SET EXERCISE – Rewrite the lines starting with the line that has "check-mark-icon — [86, 939, 148, 995]" and going on through the line that has "benefit-item — [86, 18, 913, 151]". In them, change "dotted-divider" to "dashed-divider" and keep everything else the same. Give back only those lines.

══════════

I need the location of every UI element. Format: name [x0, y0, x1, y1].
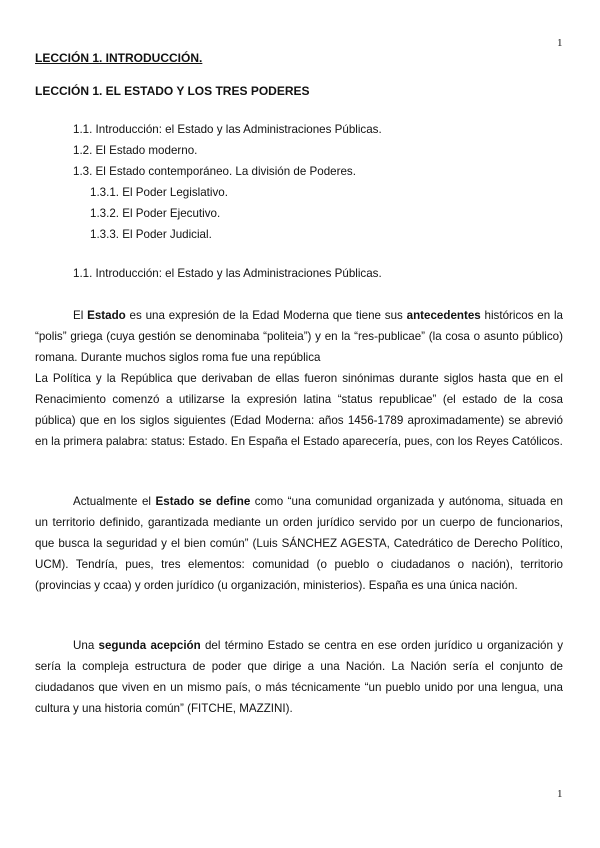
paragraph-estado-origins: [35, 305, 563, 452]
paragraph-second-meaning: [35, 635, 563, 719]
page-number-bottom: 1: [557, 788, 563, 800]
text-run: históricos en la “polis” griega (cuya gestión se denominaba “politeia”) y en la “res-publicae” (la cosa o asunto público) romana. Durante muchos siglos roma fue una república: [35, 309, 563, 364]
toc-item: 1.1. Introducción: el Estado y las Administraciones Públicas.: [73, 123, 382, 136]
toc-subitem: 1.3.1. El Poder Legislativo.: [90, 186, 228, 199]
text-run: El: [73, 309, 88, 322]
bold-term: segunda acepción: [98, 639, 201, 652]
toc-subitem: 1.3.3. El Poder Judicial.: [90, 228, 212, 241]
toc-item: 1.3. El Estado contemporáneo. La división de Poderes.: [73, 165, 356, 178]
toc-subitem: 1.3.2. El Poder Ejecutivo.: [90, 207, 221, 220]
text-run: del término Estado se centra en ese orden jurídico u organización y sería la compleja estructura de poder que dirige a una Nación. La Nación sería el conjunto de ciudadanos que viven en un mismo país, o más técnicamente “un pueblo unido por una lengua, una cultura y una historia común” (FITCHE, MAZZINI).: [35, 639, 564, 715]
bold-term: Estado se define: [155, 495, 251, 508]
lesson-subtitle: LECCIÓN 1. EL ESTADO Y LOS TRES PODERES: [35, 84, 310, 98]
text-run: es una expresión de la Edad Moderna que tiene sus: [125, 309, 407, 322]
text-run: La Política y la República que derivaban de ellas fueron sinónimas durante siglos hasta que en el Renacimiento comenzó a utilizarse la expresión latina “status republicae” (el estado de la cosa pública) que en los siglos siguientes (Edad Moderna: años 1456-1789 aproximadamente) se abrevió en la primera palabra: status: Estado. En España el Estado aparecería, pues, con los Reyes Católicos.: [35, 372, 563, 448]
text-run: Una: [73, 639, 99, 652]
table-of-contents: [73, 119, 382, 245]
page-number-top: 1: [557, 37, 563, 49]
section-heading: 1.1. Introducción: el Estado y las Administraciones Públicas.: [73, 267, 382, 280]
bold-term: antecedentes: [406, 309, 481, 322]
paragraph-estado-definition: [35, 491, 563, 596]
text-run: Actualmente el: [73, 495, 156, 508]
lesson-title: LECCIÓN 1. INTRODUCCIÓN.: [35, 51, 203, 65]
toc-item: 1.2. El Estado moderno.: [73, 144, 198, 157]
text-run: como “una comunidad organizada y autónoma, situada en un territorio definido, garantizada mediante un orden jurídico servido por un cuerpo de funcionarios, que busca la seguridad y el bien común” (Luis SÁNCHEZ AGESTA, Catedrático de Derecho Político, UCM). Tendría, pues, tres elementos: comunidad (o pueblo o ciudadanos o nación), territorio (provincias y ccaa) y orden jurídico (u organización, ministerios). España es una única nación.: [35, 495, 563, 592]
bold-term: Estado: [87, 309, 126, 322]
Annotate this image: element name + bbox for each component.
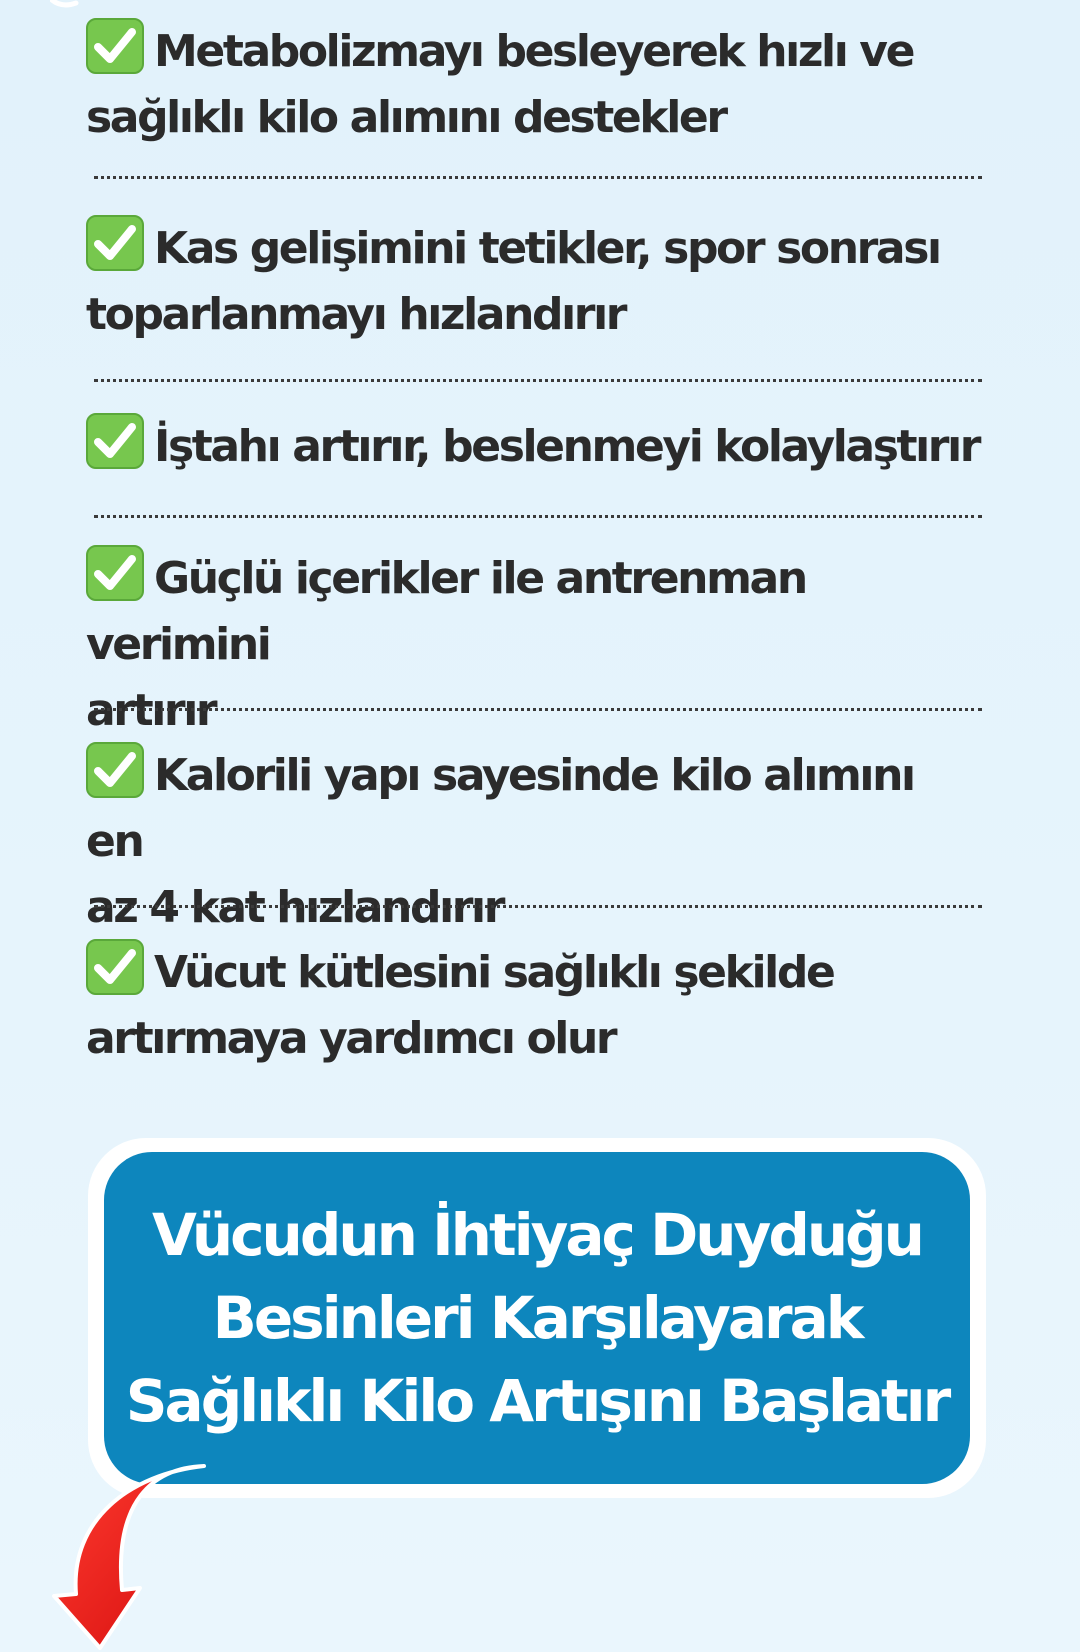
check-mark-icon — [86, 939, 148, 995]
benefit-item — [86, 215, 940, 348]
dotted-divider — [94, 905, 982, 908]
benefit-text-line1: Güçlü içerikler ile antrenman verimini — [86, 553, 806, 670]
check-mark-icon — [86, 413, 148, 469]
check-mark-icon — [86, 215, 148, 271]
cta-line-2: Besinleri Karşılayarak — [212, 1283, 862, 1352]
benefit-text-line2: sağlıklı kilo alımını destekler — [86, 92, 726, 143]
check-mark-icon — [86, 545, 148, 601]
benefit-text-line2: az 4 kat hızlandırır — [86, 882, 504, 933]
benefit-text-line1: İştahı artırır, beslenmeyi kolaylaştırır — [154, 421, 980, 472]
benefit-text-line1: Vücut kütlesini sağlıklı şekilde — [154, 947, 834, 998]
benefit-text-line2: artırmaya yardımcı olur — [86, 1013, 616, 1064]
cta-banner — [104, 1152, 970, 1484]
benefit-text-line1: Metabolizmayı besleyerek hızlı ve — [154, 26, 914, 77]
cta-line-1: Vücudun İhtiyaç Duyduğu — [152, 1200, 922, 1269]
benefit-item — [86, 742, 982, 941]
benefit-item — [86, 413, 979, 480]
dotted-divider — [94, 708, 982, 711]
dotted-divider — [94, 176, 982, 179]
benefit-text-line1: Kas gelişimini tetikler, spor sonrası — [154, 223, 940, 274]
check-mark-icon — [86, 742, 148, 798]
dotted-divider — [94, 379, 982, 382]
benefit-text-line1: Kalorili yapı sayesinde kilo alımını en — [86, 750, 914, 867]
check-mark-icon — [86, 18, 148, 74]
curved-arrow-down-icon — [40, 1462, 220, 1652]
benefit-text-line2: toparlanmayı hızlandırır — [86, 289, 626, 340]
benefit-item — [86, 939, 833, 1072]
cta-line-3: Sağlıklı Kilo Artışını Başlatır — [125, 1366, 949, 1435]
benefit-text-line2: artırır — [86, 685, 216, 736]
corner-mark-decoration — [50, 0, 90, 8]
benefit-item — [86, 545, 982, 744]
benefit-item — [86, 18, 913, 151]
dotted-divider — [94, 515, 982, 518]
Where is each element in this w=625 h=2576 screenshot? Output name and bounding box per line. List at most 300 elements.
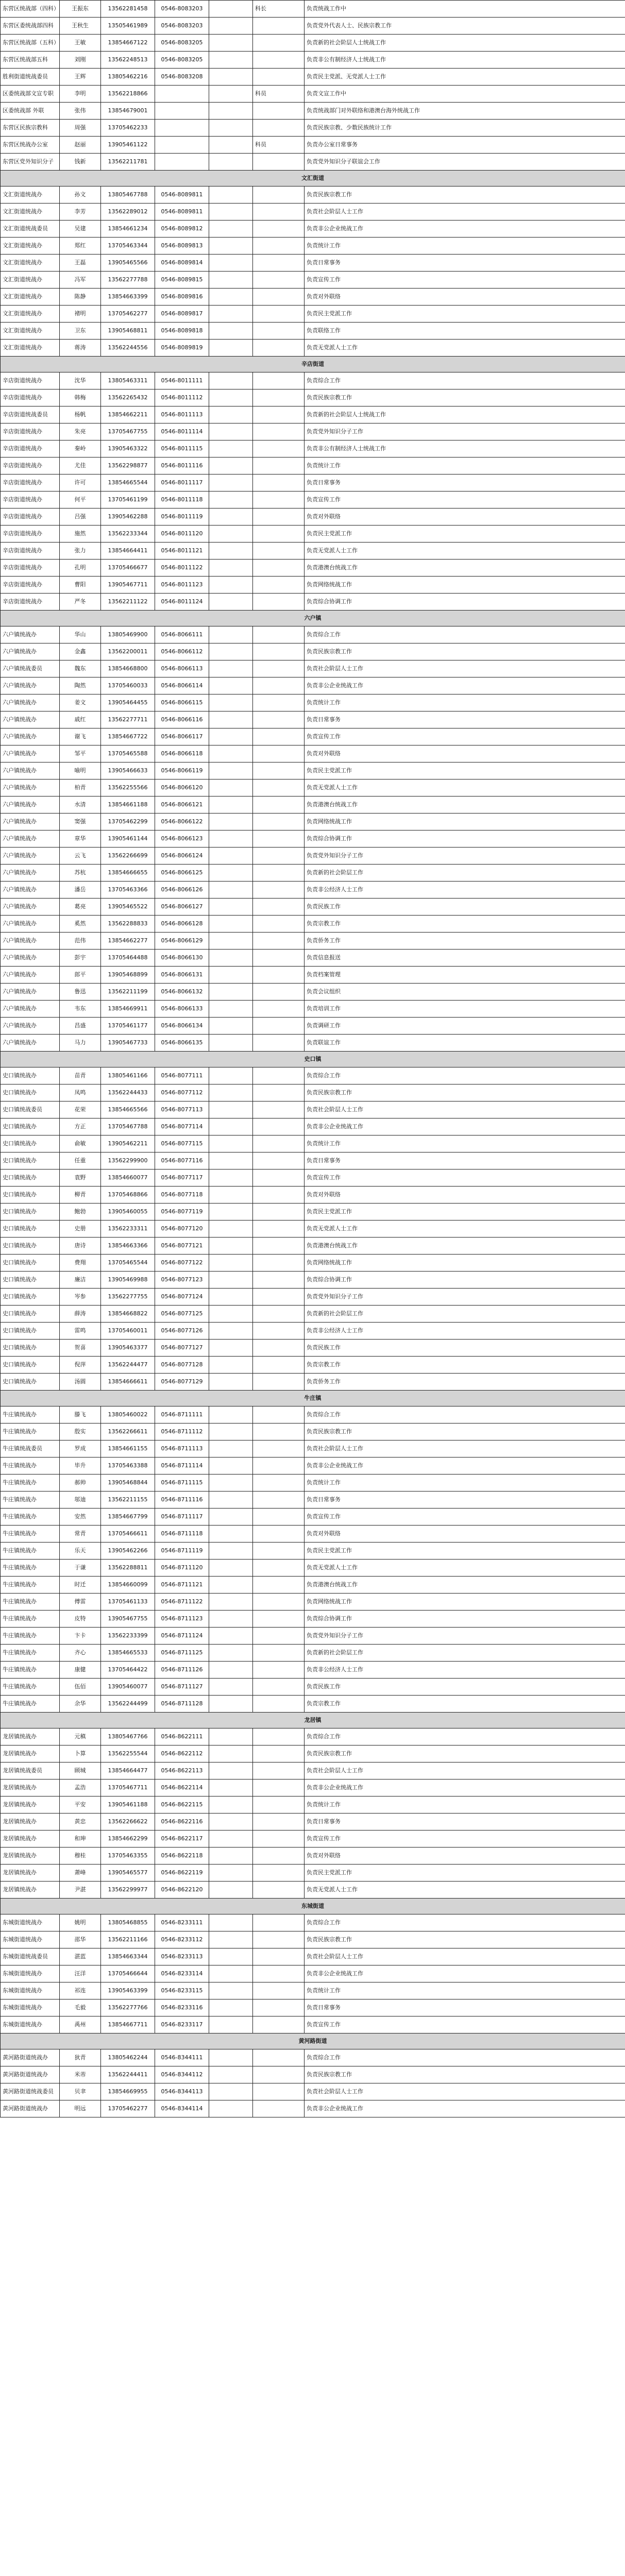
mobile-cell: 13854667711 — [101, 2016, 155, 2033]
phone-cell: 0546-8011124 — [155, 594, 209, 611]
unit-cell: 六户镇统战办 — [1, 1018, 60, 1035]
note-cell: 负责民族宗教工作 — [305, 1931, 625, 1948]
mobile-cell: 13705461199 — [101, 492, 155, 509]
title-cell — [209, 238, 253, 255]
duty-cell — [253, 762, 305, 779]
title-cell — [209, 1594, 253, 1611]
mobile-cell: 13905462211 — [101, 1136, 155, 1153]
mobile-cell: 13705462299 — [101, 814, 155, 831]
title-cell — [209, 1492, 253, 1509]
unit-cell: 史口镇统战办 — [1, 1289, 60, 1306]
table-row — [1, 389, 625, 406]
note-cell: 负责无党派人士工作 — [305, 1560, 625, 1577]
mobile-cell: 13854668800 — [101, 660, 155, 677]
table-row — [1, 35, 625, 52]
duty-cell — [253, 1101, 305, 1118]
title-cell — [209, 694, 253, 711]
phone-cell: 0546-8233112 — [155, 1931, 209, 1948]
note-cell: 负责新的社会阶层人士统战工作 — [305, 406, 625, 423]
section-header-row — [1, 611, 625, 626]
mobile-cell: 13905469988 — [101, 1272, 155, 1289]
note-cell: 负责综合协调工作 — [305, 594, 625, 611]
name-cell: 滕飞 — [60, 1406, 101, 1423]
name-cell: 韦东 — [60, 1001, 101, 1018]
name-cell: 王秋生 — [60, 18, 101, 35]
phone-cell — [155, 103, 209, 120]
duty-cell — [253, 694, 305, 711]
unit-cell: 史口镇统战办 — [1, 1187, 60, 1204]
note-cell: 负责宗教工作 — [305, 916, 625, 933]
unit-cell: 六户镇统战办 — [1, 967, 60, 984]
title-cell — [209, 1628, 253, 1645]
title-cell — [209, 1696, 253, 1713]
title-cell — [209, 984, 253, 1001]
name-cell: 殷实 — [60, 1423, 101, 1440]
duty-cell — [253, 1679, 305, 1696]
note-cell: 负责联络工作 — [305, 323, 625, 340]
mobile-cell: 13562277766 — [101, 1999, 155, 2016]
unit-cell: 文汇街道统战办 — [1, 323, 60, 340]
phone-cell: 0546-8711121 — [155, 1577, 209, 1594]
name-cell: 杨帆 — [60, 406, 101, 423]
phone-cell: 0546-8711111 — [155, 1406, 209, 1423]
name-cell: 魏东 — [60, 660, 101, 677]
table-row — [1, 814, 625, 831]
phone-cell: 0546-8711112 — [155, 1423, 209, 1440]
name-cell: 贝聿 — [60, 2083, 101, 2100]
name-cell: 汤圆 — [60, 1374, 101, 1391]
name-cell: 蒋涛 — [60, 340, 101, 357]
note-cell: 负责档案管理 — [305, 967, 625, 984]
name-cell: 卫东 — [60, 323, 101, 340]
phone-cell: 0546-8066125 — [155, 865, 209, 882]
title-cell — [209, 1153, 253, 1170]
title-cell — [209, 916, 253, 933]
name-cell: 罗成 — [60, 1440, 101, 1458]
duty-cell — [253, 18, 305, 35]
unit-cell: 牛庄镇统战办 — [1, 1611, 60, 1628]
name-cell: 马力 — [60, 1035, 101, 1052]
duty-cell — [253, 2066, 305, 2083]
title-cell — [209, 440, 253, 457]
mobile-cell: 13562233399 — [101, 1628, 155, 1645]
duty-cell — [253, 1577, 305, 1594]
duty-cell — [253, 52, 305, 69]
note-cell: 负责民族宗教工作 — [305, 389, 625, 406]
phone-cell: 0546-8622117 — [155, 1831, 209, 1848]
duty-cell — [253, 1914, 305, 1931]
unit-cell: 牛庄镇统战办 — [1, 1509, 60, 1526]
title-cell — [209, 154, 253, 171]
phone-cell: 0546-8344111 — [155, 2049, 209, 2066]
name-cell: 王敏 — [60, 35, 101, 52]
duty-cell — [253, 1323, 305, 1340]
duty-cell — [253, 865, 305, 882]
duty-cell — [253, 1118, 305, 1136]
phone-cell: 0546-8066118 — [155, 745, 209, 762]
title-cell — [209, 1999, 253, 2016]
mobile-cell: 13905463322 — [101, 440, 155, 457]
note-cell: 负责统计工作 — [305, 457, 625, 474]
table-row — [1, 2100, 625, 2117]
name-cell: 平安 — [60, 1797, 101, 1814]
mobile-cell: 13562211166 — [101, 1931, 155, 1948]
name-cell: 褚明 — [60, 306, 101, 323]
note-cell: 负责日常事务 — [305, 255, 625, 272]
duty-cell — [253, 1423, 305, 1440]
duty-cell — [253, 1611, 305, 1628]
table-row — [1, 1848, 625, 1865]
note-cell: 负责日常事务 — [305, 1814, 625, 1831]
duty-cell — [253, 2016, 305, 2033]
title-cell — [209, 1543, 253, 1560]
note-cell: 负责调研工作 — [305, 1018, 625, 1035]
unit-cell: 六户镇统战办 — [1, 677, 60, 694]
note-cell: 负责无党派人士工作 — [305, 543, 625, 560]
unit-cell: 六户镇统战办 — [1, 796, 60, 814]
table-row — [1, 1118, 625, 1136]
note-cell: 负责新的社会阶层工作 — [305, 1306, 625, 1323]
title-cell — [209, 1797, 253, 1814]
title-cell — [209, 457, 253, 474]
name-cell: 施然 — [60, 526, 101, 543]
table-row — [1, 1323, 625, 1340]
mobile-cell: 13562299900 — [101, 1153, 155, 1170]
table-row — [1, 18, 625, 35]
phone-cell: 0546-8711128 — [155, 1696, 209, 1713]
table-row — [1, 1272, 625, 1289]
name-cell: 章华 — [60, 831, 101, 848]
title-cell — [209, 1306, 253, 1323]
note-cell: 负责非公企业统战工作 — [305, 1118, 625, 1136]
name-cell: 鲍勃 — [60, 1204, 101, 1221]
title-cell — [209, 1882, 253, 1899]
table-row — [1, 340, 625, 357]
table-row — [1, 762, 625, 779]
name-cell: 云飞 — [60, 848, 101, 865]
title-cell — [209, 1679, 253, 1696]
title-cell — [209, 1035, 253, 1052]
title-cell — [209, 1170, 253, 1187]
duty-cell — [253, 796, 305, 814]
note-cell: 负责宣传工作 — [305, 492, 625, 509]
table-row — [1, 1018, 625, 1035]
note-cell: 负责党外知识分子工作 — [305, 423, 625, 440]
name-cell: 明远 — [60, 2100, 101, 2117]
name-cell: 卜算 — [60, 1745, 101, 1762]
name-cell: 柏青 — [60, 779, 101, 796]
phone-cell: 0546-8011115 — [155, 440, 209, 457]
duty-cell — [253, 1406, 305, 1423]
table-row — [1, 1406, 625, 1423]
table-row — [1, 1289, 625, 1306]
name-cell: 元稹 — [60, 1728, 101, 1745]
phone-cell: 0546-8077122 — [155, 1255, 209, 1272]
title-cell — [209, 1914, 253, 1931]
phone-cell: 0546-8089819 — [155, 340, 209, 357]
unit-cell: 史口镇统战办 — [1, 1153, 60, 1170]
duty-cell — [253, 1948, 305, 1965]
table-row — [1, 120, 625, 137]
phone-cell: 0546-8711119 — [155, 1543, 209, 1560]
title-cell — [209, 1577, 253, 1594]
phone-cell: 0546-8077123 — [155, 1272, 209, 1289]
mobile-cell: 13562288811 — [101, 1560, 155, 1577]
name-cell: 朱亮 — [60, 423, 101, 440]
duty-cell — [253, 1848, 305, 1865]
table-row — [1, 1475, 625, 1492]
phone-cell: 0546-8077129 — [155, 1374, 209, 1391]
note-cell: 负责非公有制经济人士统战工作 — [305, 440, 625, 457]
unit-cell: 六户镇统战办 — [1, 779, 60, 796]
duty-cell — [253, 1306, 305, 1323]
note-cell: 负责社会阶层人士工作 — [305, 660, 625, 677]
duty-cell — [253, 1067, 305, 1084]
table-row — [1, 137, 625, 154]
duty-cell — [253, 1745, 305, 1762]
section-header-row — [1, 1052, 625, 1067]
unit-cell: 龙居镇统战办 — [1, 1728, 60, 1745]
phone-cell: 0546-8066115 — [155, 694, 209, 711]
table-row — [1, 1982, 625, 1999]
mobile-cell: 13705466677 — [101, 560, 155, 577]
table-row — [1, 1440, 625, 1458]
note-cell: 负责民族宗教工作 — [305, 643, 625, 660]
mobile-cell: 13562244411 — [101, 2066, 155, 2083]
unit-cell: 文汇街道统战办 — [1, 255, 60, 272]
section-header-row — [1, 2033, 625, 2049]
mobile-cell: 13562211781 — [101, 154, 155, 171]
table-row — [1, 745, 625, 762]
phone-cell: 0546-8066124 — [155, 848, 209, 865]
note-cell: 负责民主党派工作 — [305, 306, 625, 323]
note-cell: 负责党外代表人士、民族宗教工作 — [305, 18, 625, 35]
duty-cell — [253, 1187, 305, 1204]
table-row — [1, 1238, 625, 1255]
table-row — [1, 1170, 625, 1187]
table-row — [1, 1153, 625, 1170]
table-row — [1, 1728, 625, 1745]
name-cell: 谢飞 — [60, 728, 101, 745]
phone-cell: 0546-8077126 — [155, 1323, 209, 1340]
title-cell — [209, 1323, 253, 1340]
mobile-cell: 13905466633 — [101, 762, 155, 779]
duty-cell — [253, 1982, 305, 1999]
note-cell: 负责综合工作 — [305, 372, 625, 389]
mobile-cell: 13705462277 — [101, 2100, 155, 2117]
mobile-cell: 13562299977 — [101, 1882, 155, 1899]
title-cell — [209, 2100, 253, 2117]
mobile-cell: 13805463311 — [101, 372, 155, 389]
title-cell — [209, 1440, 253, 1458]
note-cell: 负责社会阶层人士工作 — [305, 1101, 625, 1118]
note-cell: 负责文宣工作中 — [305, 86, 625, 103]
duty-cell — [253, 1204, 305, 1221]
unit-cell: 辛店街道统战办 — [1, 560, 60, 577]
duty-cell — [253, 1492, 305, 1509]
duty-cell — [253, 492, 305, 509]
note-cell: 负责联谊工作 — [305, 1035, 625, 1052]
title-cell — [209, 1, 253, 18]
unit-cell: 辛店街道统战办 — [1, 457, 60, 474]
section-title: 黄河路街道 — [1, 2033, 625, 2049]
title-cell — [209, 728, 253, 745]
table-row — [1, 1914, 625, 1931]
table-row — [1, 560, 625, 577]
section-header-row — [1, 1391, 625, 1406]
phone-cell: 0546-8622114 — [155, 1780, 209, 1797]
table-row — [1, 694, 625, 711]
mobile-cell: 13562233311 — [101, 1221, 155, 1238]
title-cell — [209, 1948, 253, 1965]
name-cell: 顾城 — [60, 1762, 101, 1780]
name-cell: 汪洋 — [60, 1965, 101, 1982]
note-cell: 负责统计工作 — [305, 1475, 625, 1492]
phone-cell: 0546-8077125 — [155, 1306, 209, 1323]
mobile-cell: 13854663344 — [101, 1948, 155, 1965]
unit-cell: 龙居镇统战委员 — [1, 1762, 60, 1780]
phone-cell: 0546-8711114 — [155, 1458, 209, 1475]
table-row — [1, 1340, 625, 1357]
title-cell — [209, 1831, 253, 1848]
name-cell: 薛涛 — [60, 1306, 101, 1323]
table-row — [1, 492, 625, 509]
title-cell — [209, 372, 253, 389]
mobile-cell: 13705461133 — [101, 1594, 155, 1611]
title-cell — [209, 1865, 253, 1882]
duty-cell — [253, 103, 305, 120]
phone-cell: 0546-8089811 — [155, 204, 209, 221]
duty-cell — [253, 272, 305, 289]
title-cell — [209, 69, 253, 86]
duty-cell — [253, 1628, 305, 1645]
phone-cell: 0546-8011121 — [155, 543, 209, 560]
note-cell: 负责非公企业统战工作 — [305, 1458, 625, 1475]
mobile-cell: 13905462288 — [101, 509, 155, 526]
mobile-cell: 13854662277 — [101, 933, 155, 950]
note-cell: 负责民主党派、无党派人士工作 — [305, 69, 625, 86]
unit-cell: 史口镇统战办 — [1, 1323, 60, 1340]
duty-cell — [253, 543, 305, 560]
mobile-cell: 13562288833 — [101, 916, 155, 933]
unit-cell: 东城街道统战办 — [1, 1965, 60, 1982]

══════════

RESULT OF THE EXERCISE –
check-mark-icon — [86, 939, 148, 995]
benefit-item — [86, 215, 940, 348]
dashed-divider — [94, 905, 982, 908]
benefit-text-line1: Güçlü içerikler ile antrenman verimini — [86, 553, 806, 670]
check-mark-icon — [86, 413, 148, 469]
check-mark-icon — [86, 215, 148, 271]
cta-line-2: Besinleri Karşılayarak — [212, 1283, 862, 1352]
benefit-text-line2: sağlıklı kilo alımını destekler — [86, 92, 726, 143]
check-mark-icon — [86, 545, 148, 601]
benefit-text-line2: az 4 kat hızlandırır — [86, 882, 504, 933]
benefit-text-line1: İştahı artırır, beslenmeyi kolaylaştırır — [154, 421, 980, 472]
benefit-text-line1: Vücut kütlesini sağlıklı şekilde — [154, 947, 834, 998]
benefit-text-line2: artırmaya yardımcı olur — [86, 1013, 616, 1064]
cta-banner — [104, 1152, 970, 1484]
benefit-text-line1: Metabolizmayı besleyerek hızlı ve — [154, 26, 914, 77]
cta-line-1: Vücudun İhtiyaç Duyduğu — [152, 1200, 922, 1269]
benefit-item — [86, 742, 982, 941]
benefit-item — [86, 413, 979, 480]
dashed-divider — [94, 708, 982, 711]
dashed-divider — [94, 176, 982, 179]
benefit-text-line1: Kas gelişimini tetikler, spor sonrası — [154, 223, 940, 274]
check-mark-icon — [86, 742, 148, 798]
dashed-divider — [94, 379, 982, 382]
benefit-text-line1: Kalorili yapı sayesinde kilo alımını en — [86, 750, 914, 867]
check-mark-icon — [86, 18, 148, 74]
curved-arrow-down-icon — [40, 1462, 220, 1652]
benefit-text-line2: toparlanmayı hızlandırır — [86, 289, 626, 340]
benefit-item — [86, 939, 833, 1072]
cta-line-3: Sağlıklı Kilo Artışını Başlatır — [125, 1366, 949, 1435]
benefit-text-line2: artırır — [86, 685, 216, 736]
corner-mark-decoration — [50, 0, 90, 8]
benefit-item — [86, 545, 982, 744]
benefit-item — [86, 18, 913, 151]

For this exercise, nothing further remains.